Objective — Repeat every entry word for word, skipping the pictures.

## START

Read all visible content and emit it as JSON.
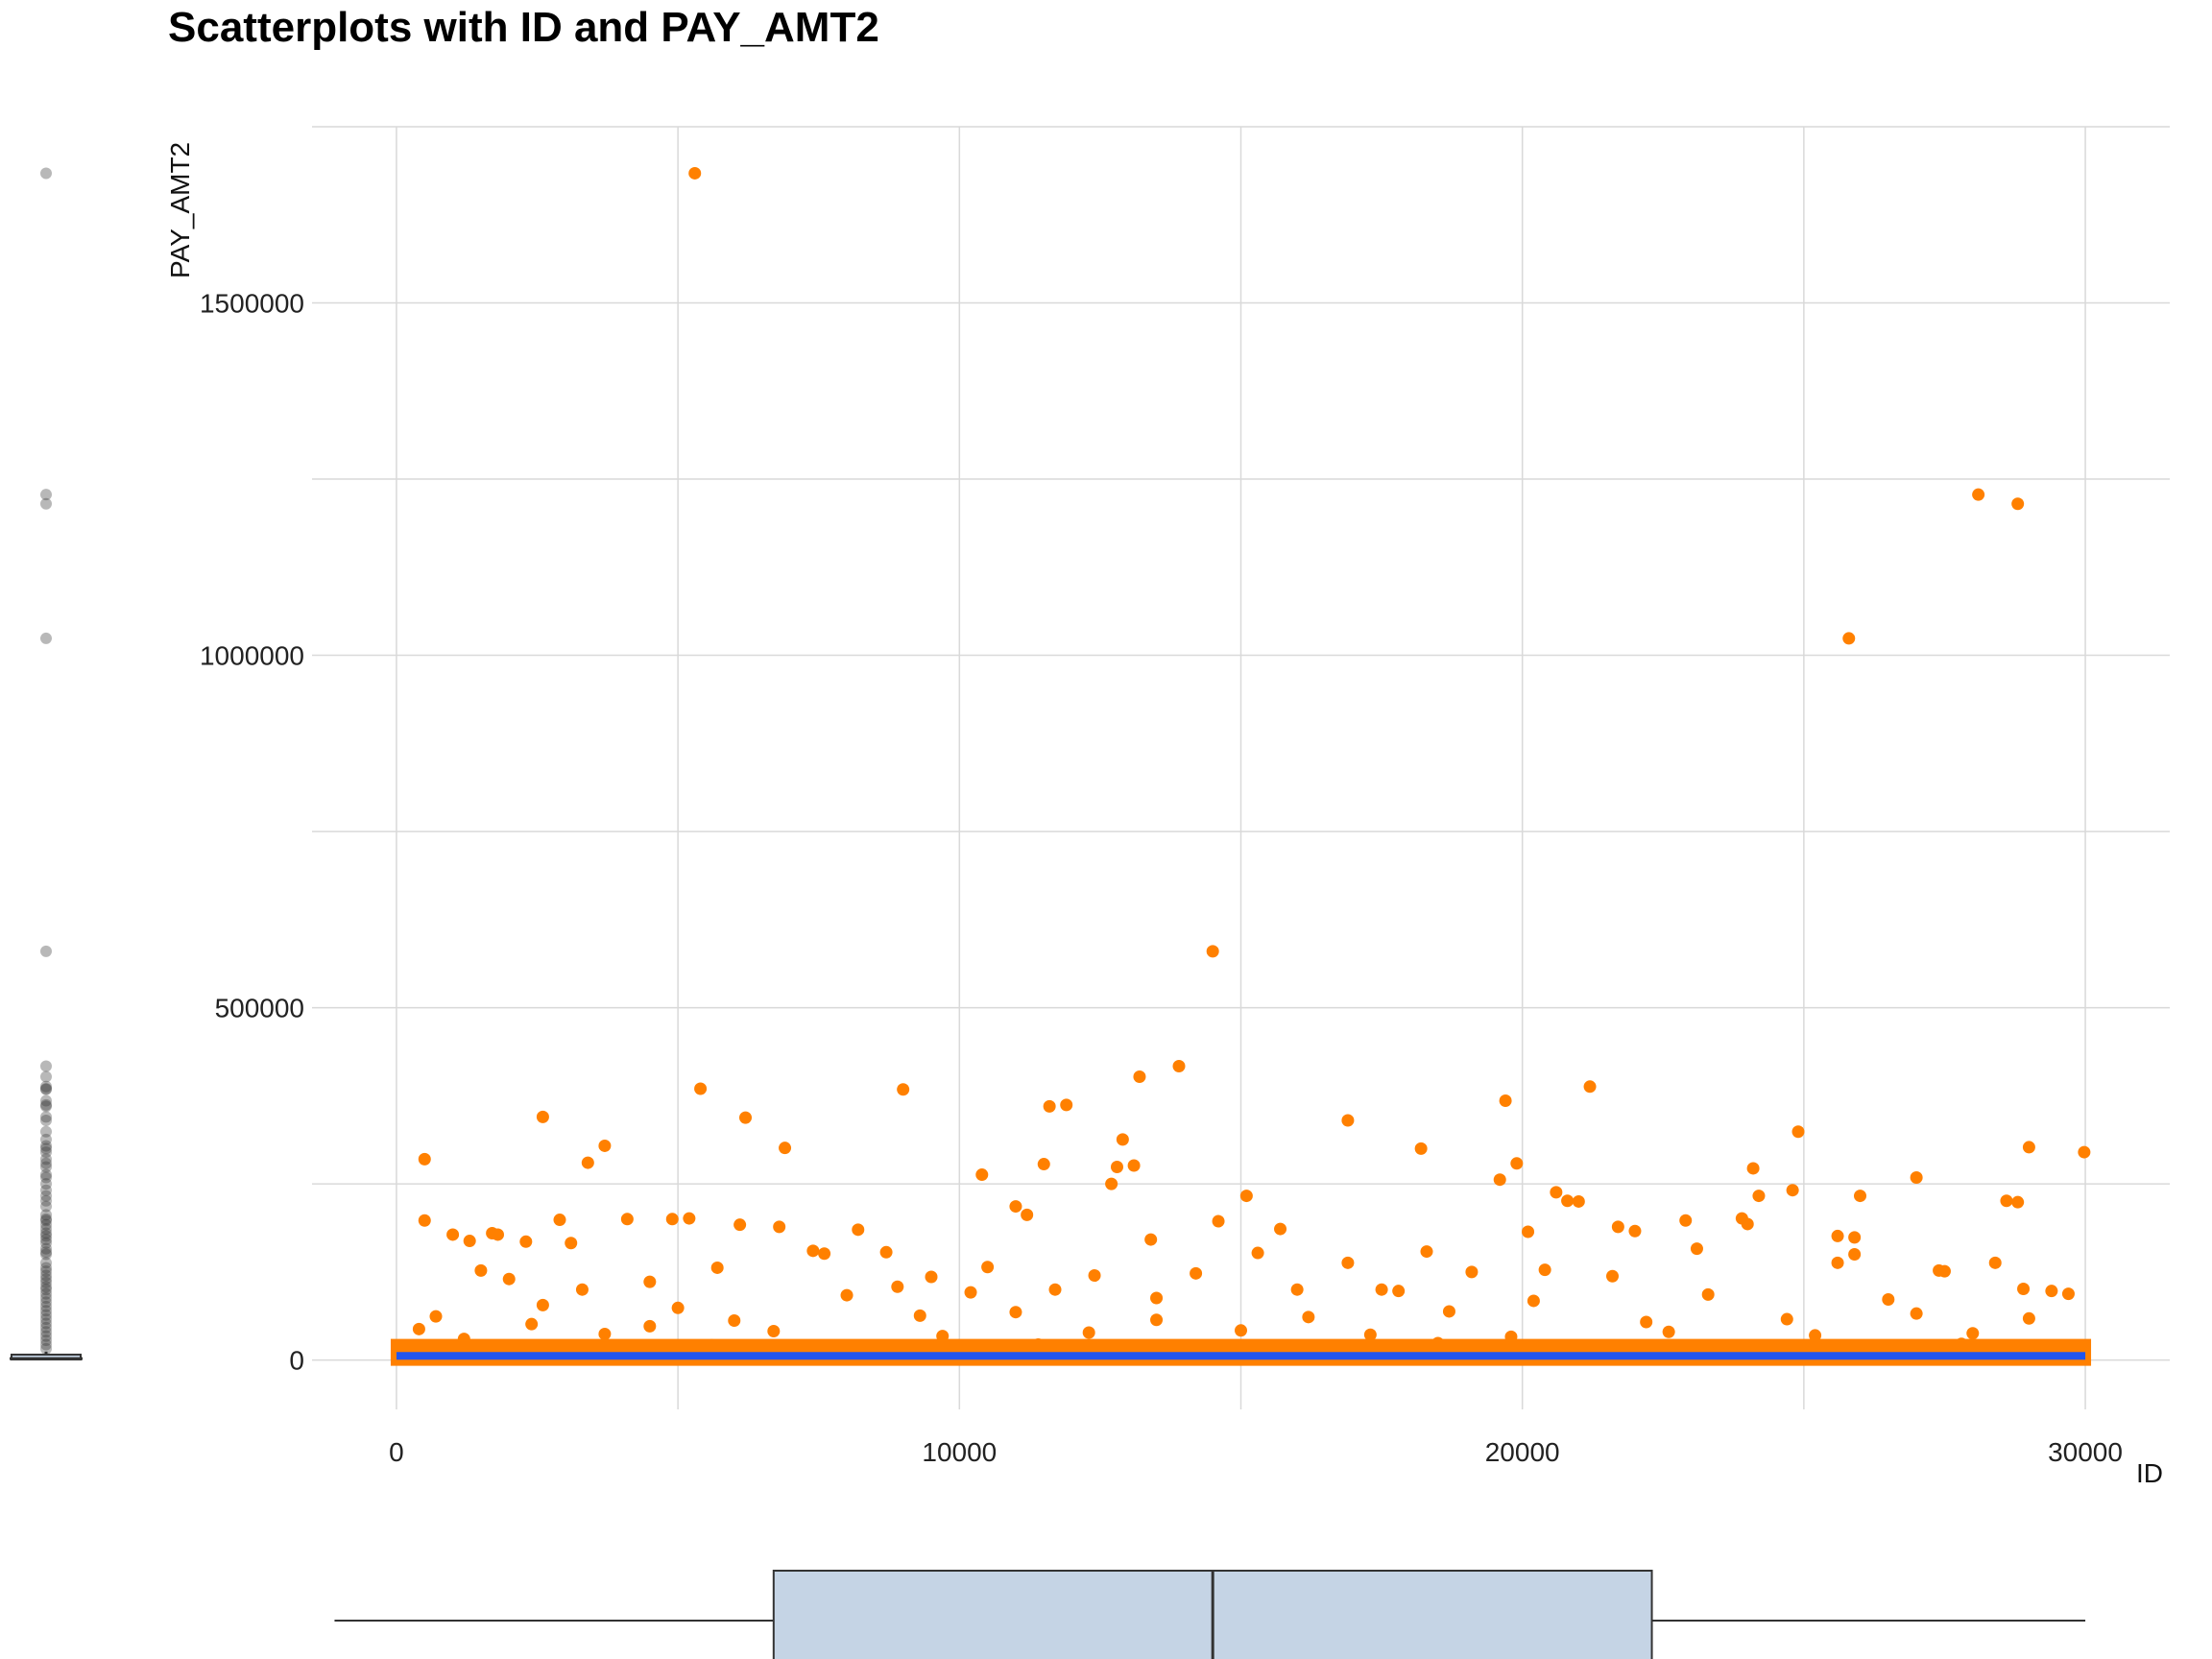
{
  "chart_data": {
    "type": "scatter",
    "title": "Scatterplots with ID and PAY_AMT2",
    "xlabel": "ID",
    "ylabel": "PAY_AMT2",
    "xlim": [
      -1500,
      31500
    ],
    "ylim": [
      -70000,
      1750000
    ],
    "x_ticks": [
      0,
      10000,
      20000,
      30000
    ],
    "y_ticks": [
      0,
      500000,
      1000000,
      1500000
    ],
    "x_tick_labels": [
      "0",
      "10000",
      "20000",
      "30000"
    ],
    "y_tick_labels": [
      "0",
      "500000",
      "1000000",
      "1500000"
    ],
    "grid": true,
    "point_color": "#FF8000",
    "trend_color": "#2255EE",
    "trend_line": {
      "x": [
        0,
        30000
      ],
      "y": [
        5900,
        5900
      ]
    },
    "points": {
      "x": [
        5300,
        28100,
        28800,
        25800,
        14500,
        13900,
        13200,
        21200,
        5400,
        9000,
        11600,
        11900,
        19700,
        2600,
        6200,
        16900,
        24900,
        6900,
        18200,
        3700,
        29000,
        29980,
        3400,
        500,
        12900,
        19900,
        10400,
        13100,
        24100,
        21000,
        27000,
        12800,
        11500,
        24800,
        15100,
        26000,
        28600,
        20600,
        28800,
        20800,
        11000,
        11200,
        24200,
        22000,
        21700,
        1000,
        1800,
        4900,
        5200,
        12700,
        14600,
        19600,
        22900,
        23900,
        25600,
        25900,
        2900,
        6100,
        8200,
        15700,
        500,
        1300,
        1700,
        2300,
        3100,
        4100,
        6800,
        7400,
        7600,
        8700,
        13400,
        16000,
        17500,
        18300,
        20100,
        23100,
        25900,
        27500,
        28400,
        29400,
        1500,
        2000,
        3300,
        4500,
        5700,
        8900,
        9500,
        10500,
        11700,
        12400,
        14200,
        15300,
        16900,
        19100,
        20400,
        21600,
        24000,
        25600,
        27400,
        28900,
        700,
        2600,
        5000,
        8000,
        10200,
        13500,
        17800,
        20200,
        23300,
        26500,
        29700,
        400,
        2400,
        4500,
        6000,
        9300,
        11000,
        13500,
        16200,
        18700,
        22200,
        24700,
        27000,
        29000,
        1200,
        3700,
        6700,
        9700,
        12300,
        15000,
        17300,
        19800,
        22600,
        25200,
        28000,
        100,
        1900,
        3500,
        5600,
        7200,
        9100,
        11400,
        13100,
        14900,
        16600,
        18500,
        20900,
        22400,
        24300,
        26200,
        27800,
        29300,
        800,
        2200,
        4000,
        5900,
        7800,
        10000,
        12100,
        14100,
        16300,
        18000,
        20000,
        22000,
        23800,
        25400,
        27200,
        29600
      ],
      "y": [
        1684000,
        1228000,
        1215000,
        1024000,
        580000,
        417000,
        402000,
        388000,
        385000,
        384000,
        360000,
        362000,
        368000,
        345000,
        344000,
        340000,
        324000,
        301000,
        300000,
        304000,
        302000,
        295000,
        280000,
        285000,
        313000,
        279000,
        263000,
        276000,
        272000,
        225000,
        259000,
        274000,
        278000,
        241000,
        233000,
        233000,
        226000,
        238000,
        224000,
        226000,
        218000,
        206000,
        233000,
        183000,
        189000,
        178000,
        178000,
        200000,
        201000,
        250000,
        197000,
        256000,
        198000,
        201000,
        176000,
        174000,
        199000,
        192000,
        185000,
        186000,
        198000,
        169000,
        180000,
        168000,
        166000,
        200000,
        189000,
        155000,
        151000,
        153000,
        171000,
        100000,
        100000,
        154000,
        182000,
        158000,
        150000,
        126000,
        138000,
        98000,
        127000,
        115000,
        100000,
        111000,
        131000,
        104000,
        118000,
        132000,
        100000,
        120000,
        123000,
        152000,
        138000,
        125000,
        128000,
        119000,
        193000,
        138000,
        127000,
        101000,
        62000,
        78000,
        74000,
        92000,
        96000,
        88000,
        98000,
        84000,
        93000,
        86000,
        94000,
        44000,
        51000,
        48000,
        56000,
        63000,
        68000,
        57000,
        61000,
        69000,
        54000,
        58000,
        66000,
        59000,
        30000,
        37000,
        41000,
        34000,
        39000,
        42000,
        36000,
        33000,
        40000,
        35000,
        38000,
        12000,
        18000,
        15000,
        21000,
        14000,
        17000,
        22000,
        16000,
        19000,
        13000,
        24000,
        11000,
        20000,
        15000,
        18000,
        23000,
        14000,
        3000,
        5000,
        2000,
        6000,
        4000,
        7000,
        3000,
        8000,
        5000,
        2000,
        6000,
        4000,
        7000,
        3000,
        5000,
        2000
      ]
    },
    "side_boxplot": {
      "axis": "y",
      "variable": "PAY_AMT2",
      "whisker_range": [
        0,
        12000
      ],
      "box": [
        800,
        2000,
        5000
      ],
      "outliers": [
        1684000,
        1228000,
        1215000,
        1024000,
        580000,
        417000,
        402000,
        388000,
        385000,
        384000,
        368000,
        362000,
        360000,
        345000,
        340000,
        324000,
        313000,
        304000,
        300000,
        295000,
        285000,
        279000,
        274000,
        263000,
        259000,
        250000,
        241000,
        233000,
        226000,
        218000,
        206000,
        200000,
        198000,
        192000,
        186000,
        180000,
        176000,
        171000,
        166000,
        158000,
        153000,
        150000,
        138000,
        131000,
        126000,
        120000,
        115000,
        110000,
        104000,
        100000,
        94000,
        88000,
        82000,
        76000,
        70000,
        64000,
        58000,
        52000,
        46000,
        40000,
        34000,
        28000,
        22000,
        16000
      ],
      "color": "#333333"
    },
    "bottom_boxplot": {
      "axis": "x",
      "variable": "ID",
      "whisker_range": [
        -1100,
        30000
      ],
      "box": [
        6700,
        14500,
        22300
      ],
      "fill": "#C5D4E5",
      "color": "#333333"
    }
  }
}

## END

Result of the exercise —
Read all visible content and emit it as JSON.
{
  "chart_data": {
    "type": "scatter",
    "title": "Scatterplots with ID and PAY_AMT2",
    "xlabel": "ID",
    "ylabel": "PAY_AMT2",
    "xlim": [
      -1500,
      31500
    ],
    "ylim": [
      -70000,
      1750000
    ],
    "x_ticks": [
      0,
      10000,
      20000,
      30000
    ],
    "y_ticks": [
      0,
      500000,
      1000000,
      1500000
    ],
    "x_tick_labels": [
      "0",
      "10000",
      "20000",
      "30000"
    ],
    "y_tick_labels": [
      "0",
      "500000",
      "1000000",
      "1500000"
    ],
    "grid": true,
    "point_color": "#FF8000",
    "trend_color": "#2255EE",
    "trend_line": {
      "x": [
        0,
        30000
      ],
      "y": [
        5900,
        5900
      ]
    },
    "points": {
      "x": [
        5300,
        28100,
        28800,
        25800,
        14500,
        13900,
        13200,
        21200,
        5400,
        9000,
        11600,
        11900,
        19700,
        2600,
        6200,
        16900,
        24900,
        6900,
        18200,
        3700,
        29000,
        29980,
        3400,
        500,
        12900,
        19900,
        10400,
        13100,
        24100,
        21000,
        27000,
        12800,
        11500,
        24800,
        15100,
        26000,
        28600,
        20600,
        28800,
        20800,
        11000,
        11200,
        24200,
        22000,
        21700,
        1000,
        1800,
        4900,
        5200,
        12700,
        14600,
        19600,
        22900,
        23900,
        25600,
        25900,
        2900,
        6100,
        8200,
        15700,
        500,
        1300,
        1700,
        2300,
        3100,
        4100,
        6800,
        7400,
        7600,
        8700,
        13400,
        16000,
        17500,
        18300,
        20100,
        23100,
        25900,
        27500,
        28400,
        29400,
        1500,
        2000,
        3300,
        4500,
        5700,
        8900,
        9500,
        10500,
        11700,
        12400,
        14200,
        15300,
        16900,
        19100,
        20400,
        21600,
        24000,
        25600,
        27400,
        28900,
        700,
        2600,
        5000,
        8000,
        10200,
        13500,
        17800,
        20200,
        23300,
        26500,
        29700,
        400,
        2400,
        4500,
        6000,
        9300,
        11000,
        13500,
        16200,
        18700,
        22200,
        24700,
        27000,
        29000,
        1200,
        3700,
        6700,
        9700,
        12300,
        15000,
        17300,
        19800,
        22600,
        25200,
        28000,
        100,
        1900,
        3500,
        5600,
        7200,
        9100,
        11400,
        13100,
        14900,
        16600,
        18500,
        20900,
        22400,
        24300,
        26200,
        27800,
        29300,
        800,
        2200,
        4000,
        5900,
        7800,
        10000,
        12100,
        14100,
        16300,
        18000,
        20000,
        22000,
        23800,
        25400,
        27200,
        29600
      ],
      "y": [
        1684000,
        1228000,
        1215000,
        1024000,
        580000,
        417000,
        402000,
        388000,
        385000,
        384000,
        360000,
        362000,
        368000,
        345000,
        344000,
        340000,
        324000,
        301000,
        300000,
        304000,
        302000,
        295000,
        280000,
        285000,
        313000,
        279000,
        263000,
        276000,
        272000,
        225000,
        259000,
        274000,
        278000,
        241000,
        233000,
        233000,
        226000,
        238000,
        224000,
        226000,
        218000,
        206000,
        233000,
        183000,
        189000,
        178000,
        178000,
        200000,
        201000,
        250000,
        197000,
        256000,
        198000,
        201000,
        176000,
        174000,
        199000,
        192000,
        185000,
        186000,
        198000,
        169000,
        180000,
        168000,
        166000,
        200000,
        189000,
        155000,
        151000,
        153000,
        171000,
        100000,
        100000,
        154000,
        182000,
        158000,
        150000,
        126000,
        138000,
        98000,
        127000,
        115000,
        100000,
        111000,
        131000,
        104000,
        118000,
        132000,
        100000,
        120000,
        123000,
        152000,
        138000,
        125000,
        128000,
        119000,
        193000,
        138000,
        127000,
        101000,
        62000,
        78000,
        74000,
        92000,
        96000,
        88000,
        98000,
        84000,
        93000,
        86000,
        94000,
        44000,
        51000,
        48000,
        56000,
        63000,
        68000,
        57000,
        61000,
        69000,
        54000,
        58000,
        66000,
        59000,
        30000,
        37000,
        41000,
        34000,
        39000,
        42000,
        36000,
        33000,
        40000,
        35000,
        38000,
        12000,
        18000,
        15000,
        21000,
        14000,
        17000,
        22000,
        16000,
        19000,
        13000,
        24000,
        11000,
        20000,
        15000,
        18000,
        23000,
        14000,
        3000,
        5000,
        2000,
        6000,
        4000,
        7000,
        3000,
        8000,
        5000,
        2000,
        6000,
        4000,
        7000,
        3000,
        5000,
        2000
      ]
    },
    "side_boxplot": {
      "axis": "y",
      "variable": "PAY_AMT2",
      "whisker_range": [
        0,
        12000
      ],
      "box": [
        800,
        2000,
        5000
      ],
      "outliers": [
        1684000,
        1228000,
        1215000,
        1024000,
        580000,
        417000,
        402000,
        388000,
        385000,
        384000,
        368000,
        362000,
        360000,
        345000,
        340000,
        324000,
        313000,
        304000,
        300000,
        295000,
        285000,
        279000,
        274000,
        263000,
        259000,
        250000,
        241000,
        233000,
        226000,
        218000,
        206000,
        200000,
        198000,
        192000,
        186000,
        180000,
        176000,
        171000,
        166000,
        158000,
        153000,
        150000,
        138000,
        131000,
        126000,
        120000,
        115000,
        110000,
        104000,
        100000,
        94000,
        88000,
        82000,
        76000,
        70000,
        64000,
        58000,
        52000,
        46000,
        40000,
        34000,
        28000,
        22000,
        16000
      ],
      "color": "#333333"
    },
    "bottom_boxplot": {
      "axis": "x",
      "variable": "ID",
      "whisker_range": [
        -1100,
        30000
      ],
      "box": [
        6700,
        14500,
        22300
      ],
      "fill": "#C5D4E5",
      "color": "#333333"
    }
  }
}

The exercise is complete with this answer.